• Activity:
Your result should be every line of the records below that contains the word "body".

[Records from a data collection]
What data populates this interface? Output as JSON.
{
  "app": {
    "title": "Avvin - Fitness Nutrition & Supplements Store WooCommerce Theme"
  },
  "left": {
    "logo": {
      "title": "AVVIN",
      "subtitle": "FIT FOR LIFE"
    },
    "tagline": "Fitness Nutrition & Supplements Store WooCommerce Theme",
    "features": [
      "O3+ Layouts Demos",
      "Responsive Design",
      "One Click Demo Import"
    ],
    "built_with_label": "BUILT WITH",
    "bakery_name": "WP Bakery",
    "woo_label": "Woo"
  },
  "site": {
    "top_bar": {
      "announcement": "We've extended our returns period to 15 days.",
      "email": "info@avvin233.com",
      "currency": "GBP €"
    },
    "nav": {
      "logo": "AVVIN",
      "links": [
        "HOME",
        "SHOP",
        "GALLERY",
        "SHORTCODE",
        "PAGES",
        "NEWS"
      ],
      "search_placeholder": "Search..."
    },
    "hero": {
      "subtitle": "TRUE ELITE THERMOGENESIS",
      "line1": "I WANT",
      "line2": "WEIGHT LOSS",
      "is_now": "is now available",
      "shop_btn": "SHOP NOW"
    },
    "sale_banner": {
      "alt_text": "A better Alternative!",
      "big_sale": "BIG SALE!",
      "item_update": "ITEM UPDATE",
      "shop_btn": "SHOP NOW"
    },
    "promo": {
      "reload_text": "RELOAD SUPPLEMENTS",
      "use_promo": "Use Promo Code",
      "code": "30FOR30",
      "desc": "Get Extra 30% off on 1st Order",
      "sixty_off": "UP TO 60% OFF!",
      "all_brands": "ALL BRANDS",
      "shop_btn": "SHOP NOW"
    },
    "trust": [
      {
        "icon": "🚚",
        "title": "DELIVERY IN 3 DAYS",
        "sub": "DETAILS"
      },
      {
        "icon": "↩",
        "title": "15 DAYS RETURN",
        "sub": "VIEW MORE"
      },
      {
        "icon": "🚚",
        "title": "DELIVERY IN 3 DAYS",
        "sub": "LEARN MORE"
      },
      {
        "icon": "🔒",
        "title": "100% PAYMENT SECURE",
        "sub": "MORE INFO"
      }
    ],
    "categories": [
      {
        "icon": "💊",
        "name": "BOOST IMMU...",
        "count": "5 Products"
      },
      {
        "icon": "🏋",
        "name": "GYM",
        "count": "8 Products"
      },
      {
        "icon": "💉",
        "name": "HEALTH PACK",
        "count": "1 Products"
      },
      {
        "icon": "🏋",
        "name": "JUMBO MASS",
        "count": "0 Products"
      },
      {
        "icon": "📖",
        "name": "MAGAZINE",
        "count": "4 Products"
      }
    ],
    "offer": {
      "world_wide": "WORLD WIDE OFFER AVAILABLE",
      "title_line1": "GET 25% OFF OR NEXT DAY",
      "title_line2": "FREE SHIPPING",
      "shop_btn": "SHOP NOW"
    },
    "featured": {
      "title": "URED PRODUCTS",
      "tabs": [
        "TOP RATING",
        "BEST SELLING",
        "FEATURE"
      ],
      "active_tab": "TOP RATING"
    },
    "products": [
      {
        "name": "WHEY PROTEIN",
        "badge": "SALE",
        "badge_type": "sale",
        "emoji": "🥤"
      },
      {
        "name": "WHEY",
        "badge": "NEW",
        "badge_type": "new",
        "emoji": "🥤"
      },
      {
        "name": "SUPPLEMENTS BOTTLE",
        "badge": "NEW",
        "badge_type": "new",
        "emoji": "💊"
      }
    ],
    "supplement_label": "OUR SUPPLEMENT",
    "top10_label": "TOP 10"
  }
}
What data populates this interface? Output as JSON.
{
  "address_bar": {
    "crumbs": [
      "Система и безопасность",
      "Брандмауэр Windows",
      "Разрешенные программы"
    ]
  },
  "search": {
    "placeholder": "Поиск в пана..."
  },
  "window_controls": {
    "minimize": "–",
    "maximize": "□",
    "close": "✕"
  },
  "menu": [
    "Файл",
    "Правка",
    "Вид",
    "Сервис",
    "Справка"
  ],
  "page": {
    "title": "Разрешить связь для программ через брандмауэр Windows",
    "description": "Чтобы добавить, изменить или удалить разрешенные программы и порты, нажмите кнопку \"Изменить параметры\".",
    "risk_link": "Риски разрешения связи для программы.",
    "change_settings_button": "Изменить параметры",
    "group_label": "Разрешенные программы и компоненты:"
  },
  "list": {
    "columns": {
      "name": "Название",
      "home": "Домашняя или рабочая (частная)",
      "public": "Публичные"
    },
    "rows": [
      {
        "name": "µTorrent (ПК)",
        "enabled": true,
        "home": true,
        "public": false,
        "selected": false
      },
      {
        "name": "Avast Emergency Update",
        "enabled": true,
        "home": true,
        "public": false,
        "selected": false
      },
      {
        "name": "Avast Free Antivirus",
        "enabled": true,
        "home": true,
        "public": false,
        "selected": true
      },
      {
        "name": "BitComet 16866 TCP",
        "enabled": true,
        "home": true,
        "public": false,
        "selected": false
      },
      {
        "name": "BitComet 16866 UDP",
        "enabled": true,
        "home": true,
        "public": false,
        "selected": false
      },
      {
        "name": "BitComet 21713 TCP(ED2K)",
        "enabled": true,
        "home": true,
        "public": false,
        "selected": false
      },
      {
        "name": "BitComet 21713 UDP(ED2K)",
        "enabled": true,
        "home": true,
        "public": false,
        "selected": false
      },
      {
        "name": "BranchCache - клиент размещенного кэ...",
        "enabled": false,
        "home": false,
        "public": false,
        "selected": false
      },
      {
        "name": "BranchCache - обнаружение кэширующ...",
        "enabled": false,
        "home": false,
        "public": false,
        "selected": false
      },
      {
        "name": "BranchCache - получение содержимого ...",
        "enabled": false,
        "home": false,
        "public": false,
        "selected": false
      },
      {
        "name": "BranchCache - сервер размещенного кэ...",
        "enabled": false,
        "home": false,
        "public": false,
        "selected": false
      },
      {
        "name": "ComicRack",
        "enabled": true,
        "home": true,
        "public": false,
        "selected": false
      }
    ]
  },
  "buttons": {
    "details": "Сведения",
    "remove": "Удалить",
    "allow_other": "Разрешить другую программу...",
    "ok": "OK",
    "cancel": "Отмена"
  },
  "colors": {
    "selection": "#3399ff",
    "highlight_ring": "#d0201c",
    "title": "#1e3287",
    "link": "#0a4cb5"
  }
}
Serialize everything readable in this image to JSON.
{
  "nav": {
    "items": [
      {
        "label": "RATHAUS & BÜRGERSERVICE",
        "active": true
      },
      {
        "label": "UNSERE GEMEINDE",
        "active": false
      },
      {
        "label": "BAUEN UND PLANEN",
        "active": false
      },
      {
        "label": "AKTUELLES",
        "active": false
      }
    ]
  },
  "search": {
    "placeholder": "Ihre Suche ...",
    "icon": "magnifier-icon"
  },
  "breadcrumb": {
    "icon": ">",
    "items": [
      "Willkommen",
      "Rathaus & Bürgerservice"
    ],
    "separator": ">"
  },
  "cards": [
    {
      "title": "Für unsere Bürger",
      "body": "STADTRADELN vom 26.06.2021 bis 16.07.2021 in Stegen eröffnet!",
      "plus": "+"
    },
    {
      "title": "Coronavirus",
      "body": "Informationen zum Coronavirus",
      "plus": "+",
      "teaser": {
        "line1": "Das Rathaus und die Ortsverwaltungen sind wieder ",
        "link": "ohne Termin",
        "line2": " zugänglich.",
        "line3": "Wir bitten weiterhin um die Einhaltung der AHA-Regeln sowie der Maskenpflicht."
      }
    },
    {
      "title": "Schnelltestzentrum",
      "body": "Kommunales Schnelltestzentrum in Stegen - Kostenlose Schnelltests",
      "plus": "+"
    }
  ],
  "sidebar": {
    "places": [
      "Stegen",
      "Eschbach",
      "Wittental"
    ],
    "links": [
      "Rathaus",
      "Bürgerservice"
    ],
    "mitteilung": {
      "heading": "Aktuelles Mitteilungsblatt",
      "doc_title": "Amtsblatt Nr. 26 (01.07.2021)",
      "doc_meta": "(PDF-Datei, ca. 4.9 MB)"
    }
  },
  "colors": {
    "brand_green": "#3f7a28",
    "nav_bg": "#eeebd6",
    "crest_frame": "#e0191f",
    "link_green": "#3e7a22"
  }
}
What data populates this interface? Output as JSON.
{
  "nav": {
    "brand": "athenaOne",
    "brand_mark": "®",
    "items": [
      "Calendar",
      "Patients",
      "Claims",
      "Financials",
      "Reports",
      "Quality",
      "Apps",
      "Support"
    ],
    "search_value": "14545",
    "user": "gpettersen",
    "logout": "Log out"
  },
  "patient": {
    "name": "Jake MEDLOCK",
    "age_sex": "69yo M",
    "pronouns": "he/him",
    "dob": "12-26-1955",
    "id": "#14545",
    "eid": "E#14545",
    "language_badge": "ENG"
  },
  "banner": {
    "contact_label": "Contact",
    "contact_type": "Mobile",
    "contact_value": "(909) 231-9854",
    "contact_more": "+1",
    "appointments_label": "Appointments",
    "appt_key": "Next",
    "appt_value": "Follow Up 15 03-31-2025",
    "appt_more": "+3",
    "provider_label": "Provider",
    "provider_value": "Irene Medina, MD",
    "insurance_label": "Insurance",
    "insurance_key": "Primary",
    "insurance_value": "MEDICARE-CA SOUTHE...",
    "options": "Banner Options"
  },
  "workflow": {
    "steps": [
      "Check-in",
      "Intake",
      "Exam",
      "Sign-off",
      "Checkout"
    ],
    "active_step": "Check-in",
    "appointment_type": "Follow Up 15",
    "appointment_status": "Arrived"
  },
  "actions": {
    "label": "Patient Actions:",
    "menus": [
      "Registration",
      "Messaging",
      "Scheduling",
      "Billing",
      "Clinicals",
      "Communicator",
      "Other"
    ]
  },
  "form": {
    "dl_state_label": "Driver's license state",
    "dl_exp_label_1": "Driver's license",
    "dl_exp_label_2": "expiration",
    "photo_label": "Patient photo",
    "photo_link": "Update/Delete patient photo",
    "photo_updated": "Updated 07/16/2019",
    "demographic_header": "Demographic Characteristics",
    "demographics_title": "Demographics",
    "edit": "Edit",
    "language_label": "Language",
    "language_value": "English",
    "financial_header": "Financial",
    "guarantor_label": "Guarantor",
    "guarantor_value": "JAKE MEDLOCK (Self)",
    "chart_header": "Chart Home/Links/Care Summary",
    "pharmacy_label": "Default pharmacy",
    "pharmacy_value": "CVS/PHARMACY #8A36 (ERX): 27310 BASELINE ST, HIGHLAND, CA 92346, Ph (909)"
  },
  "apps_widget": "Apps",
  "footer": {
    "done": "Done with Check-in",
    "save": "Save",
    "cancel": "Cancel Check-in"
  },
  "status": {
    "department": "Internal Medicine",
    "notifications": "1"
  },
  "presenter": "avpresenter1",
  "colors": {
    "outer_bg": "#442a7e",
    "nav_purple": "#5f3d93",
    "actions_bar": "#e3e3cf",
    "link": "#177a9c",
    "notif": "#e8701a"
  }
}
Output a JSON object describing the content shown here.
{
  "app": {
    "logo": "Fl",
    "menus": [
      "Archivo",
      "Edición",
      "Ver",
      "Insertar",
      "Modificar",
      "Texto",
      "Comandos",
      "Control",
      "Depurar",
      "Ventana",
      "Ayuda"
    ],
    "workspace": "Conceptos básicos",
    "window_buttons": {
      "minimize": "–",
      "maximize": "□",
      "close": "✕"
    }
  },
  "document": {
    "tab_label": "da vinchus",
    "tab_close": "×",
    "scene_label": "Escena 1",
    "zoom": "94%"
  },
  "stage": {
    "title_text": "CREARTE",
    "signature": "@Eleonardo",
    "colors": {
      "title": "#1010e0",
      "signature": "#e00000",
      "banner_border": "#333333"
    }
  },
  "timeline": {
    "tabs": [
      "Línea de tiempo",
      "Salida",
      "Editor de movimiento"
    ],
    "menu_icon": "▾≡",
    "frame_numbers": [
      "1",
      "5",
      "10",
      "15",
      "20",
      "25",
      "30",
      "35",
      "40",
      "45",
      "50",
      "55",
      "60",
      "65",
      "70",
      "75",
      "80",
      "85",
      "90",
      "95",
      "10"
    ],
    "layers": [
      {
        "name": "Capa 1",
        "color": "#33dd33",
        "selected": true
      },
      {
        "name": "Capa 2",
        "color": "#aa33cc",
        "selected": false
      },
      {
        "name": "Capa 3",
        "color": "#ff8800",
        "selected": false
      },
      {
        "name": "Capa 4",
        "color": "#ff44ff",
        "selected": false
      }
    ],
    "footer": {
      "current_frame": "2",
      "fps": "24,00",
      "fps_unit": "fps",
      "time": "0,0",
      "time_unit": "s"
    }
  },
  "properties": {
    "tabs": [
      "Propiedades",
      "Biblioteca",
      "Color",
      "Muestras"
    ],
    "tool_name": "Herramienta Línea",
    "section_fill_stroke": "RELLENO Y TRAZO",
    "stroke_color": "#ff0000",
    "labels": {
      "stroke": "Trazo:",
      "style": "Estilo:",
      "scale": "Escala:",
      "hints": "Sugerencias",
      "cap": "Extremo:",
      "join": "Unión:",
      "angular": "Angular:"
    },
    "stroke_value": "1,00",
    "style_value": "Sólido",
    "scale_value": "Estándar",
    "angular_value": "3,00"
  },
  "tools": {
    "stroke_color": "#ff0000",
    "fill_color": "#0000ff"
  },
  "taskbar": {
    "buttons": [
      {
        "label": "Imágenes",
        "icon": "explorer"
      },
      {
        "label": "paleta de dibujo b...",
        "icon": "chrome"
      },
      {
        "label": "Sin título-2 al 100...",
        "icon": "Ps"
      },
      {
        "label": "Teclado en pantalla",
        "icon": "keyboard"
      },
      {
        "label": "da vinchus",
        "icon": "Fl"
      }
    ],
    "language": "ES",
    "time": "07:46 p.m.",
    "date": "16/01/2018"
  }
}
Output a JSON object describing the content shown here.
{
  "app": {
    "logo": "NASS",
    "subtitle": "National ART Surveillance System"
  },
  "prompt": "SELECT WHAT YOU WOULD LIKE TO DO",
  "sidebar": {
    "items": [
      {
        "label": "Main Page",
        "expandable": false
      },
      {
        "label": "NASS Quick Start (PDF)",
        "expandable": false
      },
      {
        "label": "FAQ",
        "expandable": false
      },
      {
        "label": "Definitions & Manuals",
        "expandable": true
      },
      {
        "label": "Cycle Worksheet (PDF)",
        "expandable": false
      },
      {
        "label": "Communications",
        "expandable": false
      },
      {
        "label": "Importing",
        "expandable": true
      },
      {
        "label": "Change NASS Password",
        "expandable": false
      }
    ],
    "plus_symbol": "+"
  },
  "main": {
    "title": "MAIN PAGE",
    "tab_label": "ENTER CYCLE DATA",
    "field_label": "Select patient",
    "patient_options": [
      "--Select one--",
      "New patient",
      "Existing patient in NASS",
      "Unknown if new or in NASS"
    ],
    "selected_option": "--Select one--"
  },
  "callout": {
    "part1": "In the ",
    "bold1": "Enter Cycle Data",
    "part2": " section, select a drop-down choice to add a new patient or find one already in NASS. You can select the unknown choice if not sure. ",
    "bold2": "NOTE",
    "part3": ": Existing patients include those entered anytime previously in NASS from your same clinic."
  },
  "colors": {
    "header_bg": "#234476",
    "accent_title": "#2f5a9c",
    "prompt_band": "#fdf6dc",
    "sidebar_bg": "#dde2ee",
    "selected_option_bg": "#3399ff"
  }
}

• Task response:
      "body": "STADTRADELN vom 26.06.2021 bis 16.07.2021 in Stegen eröffnet!",
      "body": "Informationen zum Coronavirus",
      "body": "Kommunales Schnelltestzentrum in Stegen - Kostenlose Schnelltests",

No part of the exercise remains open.